# The request
Everything from the line holding "What data populates" through the last line below must be repeated exactly, and nothing else.

-.-.-

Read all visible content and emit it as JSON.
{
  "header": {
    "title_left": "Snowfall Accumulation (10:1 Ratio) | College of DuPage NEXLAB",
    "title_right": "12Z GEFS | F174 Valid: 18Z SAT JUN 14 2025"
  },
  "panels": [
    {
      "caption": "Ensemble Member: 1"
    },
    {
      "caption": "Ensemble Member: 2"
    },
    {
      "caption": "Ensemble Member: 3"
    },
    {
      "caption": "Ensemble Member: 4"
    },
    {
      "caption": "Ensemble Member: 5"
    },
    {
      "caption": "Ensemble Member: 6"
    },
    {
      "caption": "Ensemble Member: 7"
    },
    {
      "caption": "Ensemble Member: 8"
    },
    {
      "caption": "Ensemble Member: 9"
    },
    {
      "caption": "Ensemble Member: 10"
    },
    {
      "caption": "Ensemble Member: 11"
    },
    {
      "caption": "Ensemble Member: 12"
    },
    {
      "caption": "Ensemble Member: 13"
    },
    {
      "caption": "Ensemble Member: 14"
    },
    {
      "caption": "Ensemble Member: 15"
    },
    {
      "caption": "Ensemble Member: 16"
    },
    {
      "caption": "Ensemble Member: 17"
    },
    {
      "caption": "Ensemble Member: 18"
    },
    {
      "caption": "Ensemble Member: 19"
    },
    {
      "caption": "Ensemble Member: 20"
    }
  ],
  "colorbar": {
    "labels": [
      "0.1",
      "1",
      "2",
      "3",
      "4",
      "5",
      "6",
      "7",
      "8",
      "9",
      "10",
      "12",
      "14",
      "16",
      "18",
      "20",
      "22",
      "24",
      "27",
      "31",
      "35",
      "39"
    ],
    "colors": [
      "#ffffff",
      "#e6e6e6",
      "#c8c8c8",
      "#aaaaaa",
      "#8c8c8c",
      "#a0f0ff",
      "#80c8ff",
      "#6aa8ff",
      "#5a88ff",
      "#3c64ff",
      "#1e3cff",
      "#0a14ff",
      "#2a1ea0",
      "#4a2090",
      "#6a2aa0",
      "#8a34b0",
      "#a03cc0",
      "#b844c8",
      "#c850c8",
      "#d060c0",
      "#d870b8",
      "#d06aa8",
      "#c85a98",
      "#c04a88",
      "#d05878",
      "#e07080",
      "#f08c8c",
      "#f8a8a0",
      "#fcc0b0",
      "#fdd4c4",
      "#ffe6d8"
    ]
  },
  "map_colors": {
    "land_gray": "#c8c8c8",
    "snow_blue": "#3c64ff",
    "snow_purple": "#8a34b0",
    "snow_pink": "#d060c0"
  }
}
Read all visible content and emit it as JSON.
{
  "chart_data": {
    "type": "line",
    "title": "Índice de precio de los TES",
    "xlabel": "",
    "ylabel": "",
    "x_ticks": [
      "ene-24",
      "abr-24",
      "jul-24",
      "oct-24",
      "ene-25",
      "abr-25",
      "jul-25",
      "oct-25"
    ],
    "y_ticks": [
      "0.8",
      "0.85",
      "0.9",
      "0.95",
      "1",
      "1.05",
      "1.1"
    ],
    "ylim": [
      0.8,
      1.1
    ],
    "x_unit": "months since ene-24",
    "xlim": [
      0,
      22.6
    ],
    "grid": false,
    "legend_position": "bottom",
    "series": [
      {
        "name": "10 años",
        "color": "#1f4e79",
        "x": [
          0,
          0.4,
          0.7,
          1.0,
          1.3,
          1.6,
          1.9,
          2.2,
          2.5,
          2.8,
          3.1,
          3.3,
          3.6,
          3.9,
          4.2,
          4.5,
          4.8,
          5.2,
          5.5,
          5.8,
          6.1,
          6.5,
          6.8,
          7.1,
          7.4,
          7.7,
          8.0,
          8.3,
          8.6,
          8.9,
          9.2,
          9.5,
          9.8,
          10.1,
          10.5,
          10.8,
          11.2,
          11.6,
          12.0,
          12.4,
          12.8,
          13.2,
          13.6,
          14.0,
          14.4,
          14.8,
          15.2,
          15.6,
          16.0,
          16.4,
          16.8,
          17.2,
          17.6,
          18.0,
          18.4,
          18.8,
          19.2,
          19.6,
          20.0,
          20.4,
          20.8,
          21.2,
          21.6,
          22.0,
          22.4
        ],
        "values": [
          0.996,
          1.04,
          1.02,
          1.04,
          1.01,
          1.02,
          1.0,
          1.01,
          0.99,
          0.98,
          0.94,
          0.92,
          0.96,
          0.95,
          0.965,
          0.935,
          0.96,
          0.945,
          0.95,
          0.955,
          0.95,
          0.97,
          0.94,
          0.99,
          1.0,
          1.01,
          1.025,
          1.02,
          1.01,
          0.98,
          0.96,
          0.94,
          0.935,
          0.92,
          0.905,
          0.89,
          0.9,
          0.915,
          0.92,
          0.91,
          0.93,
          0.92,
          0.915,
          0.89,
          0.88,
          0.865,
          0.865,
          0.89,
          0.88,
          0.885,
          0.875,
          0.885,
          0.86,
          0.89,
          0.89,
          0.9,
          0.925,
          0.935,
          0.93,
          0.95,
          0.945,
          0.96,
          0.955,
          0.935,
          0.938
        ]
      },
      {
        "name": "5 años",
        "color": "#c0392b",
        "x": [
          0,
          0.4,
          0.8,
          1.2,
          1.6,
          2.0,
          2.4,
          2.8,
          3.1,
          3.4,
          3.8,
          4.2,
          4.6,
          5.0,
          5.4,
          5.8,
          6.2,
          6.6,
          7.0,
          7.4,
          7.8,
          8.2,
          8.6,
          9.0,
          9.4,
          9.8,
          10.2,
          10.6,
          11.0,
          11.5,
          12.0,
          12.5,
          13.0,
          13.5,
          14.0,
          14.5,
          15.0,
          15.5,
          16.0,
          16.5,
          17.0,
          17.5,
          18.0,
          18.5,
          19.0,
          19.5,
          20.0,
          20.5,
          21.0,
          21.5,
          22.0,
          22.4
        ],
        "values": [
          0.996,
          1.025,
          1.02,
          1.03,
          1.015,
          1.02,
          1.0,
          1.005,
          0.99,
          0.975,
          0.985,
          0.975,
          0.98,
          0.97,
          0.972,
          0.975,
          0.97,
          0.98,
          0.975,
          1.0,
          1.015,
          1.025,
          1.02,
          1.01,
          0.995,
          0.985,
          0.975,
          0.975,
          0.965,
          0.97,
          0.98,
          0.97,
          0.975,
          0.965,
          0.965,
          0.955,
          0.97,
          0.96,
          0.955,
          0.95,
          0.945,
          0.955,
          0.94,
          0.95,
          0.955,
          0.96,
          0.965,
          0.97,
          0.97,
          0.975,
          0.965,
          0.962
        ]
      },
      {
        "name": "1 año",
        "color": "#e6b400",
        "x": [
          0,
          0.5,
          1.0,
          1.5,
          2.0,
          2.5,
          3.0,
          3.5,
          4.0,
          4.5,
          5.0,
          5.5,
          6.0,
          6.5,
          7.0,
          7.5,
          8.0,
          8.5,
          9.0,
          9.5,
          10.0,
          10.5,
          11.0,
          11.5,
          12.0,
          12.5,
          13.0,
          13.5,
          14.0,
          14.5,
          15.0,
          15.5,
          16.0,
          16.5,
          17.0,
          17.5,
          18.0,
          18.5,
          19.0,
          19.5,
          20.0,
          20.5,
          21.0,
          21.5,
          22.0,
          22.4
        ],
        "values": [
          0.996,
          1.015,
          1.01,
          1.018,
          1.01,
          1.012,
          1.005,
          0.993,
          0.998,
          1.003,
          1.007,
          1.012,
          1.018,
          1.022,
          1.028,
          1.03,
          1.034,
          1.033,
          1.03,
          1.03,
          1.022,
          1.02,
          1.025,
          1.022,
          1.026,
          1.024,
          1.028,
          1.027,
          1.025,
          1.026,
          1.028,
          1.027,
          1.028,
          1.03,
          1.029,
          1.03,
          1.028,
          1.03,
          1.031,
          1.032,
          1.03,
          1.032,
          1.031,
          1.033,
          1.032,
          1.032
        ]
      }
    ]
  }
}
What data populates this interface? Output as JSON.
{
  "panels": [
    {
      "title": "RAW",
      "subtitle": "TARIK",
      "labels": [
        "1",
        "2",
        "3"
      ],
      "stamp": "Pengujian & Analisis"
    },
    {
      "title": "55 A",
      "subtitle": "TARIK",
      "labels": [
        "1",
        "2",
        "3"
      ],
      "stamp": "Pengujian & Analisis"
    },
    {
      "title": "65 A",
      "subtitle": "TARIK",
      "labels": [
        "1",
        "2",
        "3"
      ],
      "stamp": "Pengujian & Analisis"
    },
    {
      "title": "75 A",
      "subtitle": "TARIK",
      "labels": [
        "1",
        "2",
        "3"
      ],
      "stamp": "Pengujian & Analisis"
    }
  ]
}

-.-.-

# Written solution
What data populates this interface? Output as JSON.
{
  "panels": [
    {
      "title": "RAW",
      "subtitle": "TARIK",
      "labels": [
        "1",
        "2",
        "3"
      ],
      "stamp": "Pengujian & Analisis"
    },
    {
      "title": "55 A",
      "subtitle": "TARIK",
      "labels": [
        "1",
        "2",
        "3"
      ],
      "stamp": "Pengujian & Analisis"
    },
    {
      "title": "65 A",
      "subtitle": "TARIK",
      "labels": [
        "1",
        "2",
        "3"
      ],
      "stamp": "Pengujian & Analisis"
    },
    {
      "title": "75 A",
      "subtitle": "TARIK",
      "labels": [
        "1",
        "2",
        "3"
      ],
      "stamp": "Pengujian & Analisis"
    }
  ]
}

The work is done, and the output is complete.